Directive.
Work through the records below and tally every line containing "representation". Reply with the total alone.

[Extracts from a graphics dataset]
==================================================

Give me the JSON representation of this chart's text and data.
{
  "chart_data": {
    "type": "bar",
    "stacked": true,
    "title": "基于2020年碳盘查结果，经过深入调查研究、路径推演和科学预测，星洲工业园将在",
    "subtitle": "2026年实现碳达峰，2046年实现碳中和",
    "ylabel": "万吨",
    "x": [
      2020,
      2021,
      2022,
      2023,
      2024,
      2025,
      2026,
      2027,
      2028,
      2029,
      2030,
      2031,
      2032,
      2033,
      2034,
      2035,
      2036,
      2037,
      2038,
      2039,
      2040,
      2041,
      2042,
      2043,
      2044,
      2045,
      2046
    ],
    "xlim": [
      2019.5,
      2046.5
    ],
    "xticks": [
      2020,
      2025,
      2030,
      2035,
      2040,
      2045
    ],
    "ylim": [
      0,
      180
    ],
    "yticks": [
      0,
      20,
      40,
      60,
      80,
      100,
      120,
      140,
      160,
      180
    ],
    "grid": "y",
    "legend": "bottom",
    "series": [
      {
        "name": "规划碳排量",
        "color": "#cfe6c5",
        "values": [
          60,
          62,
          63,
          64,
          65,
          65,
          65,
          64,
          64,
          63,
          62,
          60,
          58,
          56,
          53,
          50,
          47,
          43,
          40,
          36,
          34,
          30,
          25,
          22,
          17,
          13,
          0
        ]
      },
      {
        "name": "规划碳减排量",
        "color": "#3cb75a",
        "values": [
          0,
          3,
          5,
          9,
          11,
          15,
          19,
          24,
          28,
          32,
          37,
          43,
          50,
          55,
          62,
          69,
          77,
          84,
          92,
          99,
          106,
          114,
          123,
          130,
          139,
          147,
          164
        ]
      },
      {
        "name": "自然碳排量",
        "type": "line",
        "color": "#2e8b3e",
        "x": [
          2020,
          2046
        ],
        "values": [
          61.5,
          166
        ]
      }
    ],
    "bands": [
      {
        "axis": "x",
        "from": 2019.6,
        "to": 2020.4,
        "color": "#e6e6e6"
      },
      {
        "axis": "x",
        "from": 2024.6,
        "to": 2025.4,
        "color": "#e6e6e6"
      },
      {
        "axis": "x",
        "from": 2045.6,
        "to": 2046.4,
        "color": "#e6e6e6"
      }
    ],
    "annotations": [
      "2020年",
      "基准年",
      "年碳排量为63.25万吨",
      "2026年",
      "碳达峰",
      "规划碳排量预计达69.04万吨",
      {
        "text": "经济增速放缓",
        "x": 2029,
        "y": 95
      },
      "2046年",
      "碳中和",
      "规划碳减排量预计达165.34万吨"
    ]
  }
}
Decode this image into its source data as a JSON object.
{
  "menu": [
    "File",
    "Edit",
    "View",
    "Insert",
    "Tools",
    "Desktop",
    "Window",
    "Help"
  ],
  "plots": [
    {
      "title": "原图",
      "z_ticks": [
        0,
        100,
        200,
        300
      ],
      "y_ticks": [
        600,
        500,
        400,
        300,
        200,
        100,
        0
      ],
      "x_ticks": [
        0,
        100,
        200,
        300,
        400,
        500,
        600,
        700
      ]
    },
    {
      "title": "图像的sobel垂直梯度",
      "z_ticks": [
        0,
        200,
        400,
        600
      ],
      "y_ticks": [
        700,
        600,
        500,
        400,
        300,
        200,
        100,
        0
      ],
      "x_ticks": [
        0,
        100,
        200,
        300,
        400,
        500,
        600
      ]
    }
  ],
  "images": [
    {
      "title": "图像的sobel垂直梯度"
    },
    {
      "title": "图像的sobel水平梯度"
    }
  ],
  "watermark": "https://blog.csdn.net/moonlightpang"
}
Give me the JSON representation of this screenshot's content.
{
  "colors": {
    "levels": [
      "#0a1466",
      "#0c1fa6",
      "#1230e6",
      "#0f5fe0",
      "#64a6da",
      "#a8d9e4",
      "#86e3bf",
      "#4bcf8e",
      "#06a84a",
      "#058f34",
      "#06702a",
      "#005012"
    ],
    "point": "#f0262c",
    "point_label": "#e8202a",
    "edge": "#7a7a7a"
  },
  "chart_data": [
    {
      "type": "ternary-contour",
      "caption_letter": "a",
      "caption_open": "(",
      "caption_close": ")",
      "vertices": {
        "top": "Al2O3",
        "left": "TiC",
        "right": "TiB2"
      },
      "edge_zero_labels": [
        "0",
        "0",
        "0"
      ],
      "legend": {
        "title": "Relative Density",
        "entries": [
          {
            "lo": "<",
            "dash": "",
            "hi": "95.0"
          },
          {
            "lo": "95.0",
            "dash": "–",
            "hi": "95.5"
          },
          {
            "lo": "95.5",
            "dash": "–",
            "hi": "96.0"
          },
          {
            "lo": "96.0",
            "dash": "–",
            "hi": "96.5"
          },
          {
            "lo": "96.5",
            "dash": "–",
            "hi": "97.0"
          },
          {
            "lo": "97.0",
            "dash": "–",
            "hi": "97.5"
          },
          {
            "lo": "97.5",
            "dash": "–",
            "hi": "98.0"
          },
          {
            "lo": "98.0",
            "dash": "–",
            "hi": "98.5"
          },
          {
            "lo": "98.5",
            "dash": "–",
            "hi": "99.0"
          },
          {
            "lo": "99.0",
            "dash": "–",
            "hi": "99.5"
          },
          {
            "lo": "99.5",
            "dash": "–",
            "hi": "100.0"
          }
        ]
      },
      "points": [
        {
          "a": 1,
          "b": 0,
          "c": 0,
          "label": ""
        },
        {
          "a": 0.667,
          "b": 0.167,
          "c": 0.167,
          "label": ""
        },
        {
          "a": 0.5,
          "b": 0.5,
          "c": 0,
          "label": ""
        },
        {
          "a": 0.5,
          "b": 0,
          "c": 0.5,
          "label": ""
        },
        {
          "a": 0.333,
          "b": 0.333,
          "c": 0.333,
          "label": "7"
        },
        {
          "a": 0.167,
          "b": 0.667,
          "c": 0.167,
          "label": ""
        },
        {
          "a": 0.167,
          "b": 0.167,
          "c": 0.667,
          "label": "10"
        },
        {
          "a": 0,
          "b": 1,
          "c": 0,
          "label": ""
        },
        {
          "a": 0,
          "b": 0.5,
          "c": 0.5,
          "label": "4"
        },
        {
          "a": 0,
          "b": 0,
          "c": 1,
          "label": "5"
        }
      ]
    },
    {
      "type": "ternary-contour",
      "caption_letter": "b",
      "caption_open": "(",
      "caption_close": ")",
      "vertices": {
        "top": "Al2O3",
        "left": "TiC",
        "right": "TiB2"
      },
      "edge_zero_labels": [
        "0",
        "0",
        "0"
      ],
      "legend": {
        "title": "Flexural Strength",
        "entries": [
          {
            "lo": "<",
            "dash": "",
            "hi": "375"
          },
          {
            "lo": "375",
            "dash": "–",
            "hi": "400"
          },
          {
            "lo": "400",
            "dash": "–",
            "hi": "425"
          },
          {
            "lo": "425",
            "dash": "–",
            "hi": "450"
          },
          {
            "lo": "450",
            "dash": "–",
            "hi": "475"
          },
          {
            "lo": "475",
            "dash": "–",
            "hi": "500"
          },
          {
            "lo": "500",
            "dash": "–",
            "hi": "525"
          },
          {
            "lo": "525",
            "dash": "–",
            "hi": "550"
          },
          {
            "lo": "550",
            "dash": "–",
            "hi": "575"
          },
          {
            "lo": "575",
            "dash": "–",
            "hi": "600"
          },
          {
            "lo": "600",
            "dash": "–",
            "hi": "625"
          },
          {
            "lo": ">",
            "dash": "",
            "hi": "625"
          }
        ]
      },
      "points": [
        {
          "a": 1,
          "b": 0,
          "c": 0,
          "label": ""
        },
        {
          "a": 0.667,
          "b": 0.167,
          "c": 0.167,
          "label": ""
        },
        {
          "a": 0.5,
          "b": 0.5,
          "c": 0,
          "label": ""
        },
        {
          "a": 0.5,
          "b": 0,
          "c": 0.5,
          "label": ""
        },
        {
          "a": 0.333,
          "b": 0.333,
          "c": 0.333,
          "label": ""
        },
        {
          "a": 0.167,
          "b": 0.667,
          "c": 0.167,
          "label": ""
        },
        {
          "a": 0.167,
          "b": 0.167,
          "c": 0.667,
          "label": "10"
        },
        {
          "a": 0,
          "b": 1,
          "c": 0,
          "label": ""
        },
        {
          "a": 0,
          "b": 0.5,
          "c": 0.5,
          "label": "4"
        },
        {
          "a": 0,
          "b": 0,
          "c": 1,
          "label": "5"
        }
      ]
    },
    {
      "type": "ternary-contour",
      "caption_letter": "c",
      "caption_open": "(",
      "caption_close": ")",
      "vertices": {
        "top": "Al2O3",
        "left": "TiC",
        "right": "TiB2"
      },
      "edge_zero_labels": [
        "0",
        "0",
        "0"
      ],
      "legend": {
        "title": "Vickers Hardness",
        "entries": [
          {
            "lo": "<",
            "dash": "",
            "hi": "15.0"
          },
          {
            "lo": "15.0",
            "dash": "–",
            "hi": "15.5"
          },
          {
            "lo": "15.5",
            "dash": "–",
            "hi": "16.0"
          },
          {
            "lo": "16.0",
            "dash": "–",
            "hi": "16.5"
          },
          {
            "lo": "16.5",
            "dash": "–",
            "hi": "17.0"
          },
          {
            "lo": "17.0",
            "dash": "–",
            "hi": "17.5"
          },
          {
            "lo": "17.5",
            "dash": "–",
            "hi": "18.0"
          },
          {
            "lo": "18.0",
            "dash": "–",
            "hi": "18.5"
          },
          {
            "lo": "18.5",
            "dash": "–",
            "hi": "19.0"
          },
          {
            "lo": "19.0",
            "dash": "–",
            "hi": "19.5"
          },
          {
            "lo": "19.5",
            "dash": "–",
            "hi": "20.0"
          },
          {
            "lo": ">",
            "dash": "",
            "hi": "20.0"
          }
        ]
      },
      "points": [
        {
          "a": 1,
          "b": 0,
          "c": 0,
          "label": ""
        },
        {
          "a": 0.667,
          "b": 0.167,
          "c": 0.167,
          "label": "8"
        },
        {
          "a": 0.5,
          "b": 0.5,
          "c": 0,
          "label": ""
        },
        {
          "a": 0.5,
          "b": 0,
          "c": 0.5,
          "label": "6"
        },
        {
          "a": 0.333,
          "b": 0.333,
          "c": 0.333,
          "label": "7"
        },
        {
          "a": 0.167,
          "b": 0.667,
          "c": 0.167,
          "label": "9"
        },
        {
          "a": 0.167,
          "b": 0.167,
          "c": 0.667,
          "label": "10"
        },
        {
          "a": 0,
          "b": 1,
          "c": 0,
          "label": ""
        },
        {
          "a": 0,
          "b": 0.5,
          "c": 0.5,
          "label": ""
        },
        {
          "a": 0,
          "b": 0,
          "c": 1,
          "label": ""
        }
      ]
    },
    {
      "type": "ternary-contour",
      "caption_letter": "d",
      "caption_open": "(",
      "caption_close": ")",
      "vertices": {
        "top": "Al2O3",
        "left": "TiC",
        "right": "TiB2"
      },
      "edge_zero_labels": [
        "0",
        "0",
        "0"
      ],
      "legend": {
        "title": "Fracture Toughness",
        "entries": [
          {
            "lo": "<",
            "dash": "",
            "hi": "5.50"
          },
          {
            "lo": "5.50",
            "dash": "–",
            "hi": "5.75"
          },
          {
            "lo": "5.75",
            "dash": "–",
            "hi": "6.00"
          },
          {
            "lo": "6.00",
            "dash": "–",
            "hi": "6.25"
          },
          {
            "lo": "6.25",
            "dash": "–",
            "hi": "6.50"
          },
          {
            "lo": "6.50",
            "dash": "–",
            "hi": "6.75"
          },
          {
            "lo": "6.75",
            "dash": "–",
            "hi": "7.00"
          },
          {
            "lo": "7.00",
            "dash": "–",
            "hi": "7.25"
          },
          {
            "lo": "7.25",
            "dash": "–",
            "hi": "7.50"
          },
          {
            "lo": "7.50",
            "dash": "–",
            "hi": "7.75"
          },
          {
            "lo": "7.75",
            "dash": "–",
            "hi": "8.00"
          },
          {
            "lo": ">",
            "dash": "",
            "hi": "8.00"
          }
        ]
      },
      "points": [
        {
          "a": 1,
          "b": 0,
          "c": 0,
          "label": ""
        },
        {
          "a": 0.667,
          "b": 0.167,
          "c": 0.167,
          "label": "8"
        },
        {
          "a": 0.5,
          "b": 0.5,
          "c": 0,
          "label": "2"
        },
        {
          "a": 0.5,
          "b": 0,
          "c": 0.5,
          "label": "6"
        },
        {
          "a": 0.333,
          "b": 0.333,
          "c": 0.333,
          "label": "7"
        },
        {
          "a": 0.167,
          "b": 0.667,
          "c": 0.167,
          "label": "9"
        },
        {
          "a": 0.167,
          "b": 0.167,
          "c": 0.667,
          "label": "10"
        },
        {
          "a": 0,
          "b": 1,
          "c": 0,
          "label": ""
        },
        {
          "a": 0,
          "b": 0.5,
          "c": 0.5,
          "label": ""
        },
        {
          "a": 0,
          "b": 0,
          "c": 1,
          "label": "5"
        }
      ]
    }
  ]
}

==================================================

Exercise output.
2